Begin Given information
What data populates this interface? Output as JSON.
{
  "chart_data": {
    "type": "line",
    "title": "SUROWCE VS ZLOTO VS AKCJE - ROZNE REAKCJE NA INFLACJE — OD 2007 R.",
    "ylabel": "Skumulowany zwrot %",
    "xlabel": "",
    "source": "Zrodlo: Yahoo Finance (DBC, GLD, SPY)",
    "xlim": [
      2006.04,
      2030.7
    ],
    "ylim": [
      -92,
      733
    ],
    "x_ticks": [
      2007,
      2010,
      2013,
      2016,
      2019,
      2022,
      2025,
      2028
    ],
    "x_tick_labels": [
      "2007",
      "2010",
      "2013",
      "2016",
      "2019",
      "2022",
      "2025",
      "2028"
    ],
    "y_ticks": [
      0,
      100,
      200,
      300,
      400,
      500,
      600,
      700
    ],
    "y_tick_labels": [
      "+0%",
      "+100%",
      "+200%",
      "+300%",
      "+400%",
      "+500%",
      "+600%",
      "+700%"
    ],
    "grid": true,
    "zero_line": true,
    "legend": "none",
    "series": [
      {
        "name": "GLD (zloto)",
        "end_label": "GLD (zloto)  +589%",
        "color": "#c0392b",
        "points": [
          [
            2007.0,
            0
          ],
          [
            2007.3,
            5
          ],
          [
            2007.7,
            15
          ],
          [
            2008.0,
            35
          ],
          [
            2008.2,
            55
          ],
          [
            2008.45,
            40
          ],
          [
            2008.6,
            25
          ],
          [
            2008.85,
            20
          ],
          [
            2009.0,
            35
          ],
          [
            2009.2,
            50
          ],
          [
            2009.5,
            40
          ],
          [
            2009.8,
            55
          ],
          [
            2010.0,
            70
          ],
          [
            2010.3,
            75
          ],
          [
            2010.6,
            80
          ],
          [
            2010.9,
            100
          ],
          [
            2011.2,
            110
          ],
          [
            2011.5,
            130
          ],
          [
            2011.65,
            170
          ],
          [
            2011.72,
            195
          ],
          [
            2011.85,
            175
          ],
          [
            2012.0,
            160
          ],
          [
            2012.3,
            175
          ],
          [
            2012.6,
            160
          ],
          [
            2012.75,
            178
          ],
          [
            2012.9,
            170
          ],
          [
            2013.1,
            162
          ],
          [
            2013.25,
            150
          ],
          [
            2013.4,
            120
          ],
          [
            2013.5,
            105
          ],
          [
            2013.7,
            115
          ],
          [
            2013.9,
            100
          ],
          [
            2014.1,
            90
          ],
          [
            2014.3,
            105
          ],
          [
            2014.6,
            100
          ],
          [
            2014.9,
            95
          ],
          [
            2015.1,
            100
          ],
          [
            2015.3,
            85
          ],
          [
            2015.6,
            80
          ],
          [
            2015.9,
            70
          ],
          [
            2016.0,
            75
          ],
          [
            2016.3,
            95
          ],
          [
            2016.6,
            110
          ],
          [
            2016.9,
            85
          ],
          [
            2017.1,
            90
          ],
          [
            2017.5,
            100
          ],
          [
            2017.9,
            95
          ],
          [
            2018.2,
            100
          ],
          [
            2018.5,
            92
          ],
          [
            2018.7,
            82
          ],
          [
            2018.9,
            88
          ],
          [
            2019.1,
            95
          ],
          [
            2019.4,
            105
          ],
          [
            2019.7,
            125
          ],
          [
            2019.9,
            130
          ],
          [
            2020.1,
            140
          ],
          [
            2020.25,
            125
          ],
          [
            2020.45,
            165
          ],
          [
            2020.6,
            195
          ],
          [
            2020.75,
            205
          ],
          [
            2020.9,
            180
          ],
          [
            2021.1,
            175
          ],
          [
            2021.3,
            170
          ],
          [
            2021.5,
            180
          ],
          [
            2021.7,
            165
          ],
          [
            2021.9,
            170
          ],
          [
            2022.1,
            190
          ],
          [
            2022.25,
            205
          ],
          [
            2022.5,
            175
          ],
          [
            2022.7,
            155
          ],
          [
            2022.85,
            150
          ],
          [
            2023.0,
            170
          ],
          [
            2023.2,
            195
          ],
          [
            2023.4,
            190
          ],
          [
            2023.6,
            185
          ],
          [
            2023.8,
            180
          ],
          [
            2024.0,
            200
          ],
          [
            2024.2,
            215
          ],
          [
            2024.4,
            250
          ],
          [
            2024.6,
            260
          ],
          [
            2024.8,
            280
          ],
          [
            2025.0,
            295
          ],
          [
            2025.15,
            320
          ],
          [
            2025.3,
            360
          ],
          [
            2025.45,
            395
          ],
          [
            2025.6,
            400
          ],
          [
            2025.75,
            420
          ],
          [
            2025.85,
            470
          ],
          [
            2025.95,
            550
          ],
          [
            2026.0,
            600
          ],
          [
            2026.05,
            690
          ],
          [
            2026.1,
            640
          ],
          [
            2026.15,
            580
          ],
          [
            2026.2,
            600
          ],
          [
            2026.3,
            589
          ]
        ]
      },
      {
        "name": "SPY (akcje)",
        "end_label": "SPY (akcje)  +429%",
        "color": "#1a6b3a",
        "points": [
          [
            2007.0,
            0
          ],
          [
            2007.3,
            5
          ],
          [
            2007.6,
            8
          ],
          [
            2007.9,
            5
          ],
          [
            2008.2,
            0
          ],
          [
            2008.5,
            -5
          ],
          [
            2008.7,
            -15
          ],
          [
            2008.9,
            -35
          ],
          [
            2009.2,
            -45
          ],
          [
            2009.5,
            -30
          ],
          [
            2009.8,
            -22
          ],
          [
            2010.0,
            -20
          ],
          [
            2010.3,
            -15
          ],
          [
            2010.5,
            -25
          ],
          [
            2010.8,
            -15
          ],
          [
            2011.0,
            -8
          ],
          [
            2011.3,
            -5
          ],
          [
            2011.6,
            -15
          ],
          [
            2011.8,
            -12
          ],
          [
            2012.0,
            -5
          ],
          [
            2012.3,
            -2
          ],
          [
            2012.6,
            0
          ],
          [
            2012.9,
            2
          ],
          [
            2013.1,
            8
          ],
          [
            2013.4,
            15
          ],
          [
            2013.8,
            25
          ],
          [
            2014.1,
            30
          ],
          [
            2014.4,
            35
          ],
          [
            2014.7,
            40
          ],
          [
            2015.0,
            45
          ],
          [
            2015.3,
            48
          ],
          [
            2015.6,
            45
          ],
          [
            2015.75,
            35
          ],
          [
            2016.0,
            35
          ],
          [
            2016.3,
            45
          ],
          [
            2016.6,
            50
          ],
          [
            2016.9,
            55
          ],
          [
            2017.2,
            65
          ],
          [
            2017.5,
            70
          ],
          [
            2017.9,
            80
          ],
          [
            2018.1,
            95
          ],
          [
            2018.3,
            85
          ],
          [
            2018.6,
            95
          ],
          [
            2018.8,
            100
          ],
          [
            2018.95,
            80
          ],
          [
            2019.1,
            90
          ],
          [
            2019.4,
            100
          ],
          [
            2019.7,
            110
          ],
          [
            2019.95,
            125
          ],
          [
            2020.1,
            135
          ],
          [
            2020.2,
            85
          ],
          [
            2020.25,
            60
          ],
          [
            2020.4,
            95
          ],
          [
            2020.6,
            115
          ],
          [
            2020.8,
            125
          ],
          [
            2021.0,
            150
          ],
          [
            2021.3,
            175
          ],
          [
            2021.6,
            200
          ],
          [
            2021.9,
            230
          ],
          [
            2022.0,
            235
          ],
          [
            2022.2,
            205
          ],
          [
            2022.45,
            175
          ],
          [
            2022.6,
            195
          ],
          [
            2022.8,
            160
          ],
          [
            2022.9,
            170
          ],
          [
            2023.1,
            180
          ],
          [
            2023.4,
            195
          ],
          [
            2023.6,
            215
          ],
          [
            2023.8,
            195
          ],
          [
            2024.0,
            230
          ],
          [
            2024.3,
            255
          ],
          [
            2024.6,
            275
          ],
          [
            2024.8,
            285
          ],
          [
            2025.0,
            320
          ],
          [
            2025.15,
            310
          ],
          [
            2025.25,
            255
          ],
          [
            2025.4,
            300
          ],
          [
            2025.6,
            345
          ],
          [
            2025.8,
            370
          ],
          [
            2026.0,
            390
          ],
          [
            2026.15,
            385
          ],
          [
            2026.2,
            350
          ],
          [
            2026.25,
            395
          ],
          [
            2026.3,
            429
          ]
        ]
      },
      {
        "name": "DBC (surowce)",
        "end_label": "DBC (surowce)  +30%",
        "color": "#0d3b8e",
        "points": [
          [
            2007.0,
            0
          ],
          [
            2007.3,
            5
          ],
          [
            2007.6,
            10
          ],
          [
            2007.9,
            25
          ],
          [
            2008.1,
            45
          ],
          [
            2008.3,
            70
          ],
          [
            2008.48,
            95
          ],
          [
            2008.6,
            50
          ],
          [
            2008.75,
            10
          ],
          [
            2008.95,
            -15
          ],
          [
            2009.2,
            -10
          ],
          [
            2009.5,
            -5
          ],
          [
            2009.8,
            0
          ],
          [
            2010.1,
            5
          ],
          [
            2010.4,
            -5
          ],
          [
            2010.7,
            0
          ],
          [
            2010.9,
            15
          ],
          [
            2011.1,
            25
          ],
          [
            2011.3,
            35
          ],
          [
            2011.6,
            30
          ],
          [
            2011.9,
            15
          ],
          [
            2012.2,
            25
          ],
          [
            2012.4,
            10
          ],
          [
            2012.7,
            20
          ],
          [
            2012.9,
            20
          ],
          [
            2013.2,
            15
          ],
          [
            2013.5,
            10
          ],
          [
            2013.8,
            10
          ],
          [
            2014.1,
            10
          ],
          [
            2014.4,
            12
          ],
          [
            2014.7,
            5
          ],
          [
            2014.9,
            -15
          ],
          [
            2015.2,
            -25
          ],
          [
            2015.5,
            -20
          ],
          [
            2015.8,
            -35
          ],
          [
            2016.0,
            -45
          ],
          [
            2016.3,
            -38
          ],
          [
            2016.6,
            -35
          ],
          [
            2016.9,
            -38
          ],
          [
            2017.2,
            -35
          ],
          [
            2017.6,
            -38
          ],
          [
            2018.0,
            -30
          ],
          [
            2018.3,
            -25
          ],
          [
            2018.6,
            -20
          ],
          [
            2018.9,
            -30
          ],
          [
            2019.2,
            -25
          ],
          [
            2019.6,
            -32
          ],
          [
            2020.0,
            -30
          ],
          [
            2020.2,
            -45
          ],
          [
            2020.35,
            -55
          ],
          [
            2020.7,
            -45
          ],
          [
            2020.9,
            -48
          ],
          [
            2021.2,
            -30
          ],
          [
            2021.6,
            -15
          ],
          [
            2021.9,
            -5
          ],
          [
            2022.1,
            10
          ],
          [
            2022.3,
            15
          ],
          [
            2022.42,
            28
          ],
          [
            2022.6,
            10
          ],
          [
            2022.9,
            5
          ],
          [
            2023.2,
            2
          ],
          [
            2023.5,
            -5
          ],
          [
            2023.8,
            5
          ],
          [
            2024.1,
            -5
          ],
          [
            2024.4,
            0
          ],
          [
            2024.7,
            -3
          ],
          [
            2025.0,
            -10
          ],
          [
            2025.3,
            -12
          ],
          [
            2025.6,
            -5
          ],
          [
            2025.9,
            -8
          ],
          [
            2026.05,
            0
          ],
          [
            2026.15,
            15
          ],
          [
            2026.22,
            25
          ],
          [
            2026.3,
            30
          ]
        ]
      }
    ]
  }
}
End Given information
Directions for this task
Count every line of the material above that holds the string "name", then state only the total.

Task response
3